(begin)
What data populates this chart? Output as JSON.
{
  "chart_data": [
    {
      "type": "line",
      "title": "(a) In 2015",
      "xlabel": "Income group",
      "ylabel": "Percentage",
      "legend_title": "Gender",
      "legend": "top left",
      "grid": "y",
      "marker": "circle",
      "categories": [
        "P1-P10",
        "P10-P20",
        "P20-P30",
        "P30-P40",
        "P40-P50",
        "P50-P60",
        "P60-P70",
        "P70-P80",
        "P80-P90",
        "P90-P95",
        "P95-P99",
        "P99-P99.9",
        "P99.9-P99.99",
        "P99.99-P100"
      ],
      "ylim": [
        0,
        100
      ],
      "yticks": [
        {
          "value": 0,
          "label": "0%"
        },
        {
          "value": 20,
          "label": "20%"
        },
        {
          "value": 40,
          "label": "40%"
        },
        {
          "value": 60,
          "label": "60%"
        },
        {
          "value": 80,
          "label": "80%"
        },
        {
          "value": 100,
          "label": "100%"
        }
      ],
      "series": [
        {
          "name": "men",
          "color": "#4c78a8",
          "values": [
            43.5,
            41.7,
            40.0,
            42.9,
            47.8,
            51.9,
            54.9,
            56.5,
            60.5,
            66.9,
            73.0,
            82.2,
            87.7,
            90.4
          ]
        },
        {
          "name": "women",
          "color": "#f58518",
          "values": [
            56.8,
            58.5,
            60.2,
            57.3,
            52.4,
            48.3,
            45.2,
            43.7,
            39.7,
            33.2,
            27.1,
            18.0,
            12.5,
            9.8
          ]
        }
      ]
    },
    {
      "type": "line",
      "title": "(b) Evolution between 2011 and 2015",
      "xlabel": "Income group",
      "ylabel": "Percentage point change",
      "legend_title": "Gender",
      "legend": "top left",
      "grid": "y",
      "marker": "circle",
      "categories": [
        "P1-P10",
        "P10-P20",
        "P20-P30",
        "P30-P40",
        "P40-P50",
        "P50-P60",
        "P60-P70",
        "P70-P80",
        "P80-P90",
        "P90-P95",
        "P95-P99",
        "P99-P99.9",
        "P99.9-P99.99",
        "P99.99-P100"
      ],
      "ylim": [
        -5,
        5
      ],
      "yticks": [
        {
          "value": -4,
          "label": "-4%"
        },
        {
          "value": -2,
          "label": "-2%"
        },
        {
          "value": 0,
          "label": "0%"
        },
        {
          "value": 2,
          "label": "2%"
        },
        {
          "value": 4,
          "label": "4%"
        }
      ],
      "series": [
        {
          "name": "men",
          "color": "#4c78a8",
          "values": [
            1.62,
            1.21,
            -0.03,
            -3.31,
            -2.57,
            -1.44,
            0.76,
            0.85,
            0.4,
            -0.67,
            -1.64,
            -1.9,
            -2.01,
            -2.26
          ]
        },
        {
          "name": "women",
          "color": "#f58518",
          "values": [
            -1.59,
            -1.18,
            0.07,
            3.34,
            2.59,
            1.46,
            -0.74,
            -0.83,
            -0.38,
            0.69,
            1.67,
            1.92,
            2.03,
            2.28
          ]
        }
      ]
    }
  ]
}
(end)
### TO DO
Exactly as shown above, return every record.

### SOLUTION
What data populates this chart? Output as JSON.
{
  "chart_data": [
    {
      "type": "line",
      "title": "(a) In 2015",
      "xlabel": "Income group",
      "ylabel": "Percentage",
      "legend_title": "Gender",
      "legend": "top left",
      "grid": "y",
      "marker": "circle",
      "categories": [
        "P1-P10",
        "P10-P20",
        "P20-P30",
        "P30-P40",
        "P40-P50",
        "P50-P60",
        "P60-P70",
        "P70-P80",
        "P80-P90",
        "P90-P95",
        "P95-P99",
        "P99-P99.9",
        "P99.9-P99.99",
        "P99.99-P100"
      ],
      "ylim": [
        0,
        100
      ],
      "yticks": [
        {
          "value": 0,
          "label": "0%"
        },
        {
          "value": 20,
          "label": "20%"
        },
        {
          "value": 40,
          "label": "40%"
        },
        {
          "value": 60,
          "label": "60%"
        },
        {
          "value": 80,
          "label": "80%"
        },
        {
          "value": 100,
          "label": "100%"
        }
      ],
      "series": [
        {
          "name": "men",
          "color": "#4c78a8",
          "values": [
            43.5,
            41.7,
            40.0,
            42.9,
            47.8,
            51.9,
            54.9,
            56.5,
            60.5,
            66.9,
            73.0,
            82.2,
            87.7,
            90.4
          ]
        },
        {
          "name": "women",
          "color": "#f58518",
          "values": [
            56.8,
            58.5,
            60.2,
            57.3,
            52.4,
            48.3,
            45.2,
            43.7,
            39.7,
            33.2,
            27.1,
            18.0,
            12.5,
            9.8
          ]
        }
      ]
    },
    {
      "type": "line",
      "title": "(b) Evolution between 2011 and 2015",
      "xlabel": "Income group",
      "ylabel": "Percentage point change",
      "legend_title": "Gender",
      "legend": "top left",
      "grid": "y",
      "marker": "circle",
      "categories": [
        "P1-P10",
        "P10-P20",
        "P20-P30",
        "P30-P40",
        "P40-P50",
        "P50-P60",
        "P60-P70",
        "P70-P80",
        "P80-P90",
        "P90-P95",
        "P95-P99",
        "P99-P99.9",
        "P99.9-P99.99",
        "P99.99-P100"
      ],
      "ylim": [
        -5,
        5
      ],
      "yticks": [
        {
          "value": -4,
          "label": "-4%"
        },
        {
          "value": -2,
          "label": "-2%"
        },
        {
          "value": 0,
          "label": "0%"
        },
        {
          "value": 2,
          "label": "2%"
        },
        {
          "value": 4,
          "label": "4%"
        }
      ],
      "series": [
        {
          "name": "men",
          "color": "#4c78a8",
          "values": [
            1.62,
            1.21,
            -0.03,
            -3.31,
            -2.57,
            -1.44,
            0.76,
            0.85,
            0.4,
            -0.67,
            -1.64,
            -1.9,
            -2.01,
            -2.26
          ]
        },
        {
          "name": "women",
          "color": "#f58518",
          "values": [
            -1.59,
            -1.18,
            0.07,
            3.34,
            2.59,
            1.46,
            -0.74,
            -0.83,
            -0.38,
            0.69,
            1.67,
            1.92,
            2.03,
            2.28
          ]
        }
      ]
    }
  ]
}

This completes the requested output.